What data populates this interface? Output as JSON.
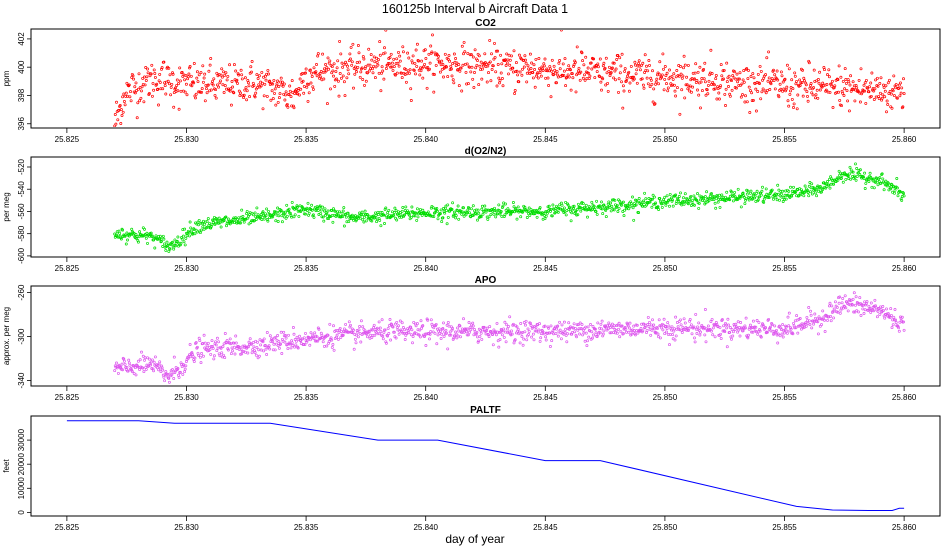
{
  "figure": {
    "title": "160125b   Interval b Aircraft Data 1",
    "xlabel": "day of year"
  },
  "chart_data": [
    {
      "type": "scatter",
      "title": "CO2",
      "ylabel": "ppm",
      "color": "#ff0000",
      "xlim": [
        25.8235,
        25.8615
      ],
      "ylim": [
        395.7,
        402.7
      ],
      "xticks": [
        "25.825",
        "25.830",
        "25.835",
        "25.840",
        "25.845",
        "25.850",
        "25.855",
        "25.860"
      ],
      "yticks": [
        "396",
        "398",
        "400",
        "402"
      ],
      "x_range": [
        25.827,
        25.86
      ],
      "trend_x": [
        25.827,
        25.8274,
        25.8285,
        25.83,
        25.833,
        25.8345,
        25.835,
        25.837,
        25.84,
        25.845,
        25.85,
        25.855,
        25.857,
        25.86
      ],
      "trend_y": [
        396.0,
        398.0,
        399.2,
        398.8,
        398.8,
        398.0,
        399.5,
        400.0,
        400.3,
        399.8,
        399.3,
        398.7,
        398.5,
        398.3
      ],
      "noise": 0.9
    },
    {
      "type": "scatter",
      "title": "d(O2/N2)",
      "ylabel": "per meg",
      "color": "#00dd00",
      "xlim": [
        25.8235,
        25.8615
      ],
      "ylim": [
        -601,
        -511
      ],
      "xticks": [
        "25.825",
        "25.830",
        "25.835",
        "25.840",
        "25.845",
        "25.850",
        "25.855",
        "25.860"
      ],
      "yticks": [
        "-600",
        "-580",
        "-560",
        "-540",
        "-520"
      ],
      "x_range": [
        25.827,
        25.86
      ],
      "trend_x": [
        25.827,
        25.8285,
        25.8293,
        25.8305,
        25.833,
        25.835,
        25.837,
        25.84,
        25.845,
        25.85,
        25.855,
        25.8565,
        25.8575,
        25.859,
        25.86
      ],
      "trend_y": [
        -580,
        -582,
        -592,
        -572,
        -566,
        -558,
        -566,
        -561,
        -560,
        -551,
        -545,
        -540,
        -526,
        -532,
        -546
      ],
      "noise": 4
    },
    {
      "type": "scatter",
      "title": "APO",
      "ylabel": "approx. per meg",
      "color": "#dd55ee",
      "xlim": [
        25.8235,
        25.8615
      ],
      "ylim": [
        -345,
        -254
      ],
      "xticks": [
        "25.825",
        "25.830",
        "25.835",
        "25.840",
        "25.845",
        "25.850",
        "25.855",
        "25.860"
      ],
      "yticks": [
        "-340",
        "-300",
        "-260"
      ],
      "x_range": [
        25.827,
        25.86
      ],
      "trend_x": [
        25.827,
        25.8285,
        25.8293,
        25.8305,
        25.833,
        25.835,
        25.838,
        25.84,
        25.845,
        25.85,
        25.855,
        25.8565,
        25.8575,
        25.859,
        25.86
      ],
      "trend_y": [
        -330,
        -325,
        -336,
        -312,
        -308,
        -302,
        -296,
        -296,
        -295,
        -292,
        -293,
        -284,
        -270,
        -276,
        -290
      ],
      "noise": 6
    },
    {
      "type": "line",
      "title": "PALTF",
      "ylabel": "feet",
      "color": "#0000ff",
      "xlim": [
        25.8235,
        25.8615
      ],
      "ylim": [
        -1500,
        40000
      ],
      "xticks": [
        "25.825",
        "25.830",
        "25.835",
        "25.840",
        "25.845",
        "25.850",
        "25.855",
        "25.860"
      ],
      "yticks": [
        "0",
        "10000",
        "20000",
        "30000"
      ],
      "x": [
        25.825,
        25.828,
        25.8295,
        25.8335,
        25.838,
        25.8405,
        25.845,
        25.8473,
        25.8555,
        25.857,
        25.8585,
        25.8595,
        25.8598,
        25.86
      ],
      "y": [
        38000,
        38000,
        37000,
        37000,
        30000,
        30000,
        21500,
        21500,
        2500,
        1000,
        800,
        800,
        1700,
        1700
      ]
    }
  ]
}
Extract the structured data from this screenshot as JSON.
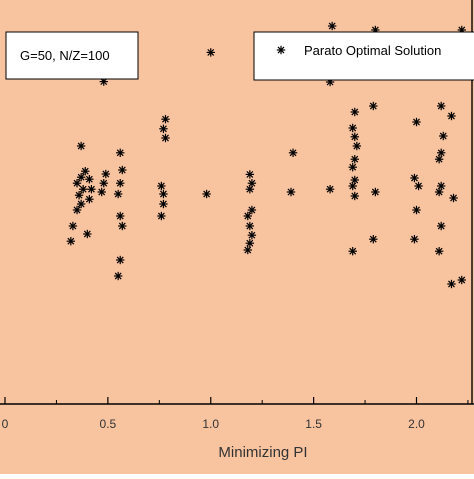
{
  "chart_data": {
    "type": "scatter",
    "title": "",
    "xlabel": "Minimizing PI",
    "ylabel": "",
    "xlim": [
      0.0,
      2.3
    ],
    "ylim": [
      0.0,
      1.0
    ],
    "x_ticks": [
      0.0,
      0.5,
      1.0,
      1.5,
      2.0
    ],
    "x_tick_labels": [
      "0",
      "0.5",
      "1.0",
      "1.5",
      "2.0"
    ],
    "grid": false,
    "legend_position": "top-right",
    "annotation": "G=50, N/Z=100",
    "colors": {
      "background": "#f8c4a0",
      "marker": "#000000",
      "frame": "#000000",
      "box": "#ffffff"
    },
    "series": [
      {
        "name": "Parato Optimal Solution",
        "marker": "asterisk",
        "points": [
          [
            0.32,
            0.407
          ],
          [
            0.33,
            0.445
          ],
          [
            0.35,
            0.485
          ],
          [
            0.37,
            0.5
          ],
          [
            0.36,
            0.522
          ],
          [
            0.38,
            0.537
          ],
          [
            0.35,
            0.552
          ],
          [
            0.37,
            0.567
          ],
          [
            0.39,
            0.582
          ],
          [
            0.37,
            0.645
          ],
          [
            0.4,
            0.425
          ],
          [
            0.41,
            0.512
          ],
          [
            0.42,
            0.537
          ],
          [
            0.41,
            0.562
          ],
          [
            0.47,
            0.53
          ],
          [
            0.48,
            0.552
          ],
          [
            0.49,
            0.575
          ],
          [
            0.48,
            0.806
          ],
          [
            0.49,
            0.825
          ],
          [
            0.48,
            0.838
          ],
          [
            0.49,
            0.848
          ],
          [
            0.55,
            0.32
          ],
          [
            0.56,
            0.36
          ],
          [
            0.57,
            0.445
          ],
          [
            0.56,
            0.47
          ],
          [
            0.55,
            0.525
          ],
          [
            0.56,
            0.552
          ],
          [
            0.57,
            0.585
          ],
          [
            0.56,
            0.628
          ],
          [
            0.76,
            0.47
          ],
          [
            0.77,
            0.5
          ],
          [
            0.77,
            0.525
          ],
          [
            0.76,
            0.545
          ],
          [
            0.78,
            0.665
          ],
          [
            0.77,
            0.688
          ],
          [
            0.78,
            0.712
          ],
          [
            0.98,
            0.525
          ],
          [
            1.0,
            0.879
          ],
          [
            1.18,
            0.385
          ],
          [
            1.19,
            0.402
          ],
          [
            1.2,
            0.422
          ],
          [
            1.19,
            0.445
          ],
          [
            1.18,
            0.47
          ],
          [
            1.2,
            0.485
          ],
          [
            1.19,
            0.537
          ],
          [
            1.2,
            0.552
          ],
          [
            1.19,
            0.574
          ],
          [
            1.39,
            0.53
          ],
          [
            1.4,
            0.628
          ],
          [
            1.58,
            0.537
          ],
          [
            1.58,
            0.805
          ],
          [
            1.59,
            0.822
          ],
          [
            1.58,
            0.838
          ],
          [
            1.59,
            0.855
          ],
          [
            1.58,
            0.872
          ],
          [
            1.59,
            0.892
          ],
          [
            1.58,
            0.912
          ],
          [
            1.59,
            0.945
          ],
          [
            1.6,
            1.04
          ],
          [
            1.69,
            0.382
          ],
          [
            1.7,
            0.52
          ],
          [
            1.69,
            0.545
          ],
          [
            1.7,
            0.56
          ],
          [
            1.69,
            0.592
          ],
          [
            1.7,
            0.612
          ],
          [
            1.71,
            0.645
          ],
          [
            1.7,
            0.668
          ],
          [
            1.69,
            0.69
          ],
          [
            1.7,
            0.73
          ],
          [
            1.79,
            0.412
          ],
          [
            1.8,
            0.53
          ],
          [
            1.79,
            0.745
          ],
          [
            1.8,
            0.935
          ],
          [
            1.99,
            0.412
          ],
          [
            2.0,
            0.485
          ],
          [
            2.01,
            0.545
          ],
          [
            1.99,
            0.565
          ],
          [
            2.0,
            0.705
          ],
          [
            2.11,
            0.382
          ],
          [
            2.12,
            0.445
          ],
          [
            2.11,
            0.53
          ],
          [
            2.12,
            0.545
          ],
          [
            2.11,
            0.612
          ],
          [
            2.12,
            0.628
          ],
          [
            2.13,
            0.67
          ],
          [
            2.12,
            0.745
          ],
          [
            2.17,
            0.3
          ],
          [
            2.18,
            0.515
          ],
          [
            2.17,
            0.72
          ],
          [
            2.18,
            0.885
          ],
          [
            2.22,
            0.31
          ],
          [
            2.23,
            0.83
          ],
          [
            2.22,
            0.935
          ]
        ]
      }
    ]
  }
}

* What you need to do *
Gather each line from the listing above that holds "xlabel".

* Written answer *
    "xlabel": "day of year"
    "xlabel": "Minimizing PI",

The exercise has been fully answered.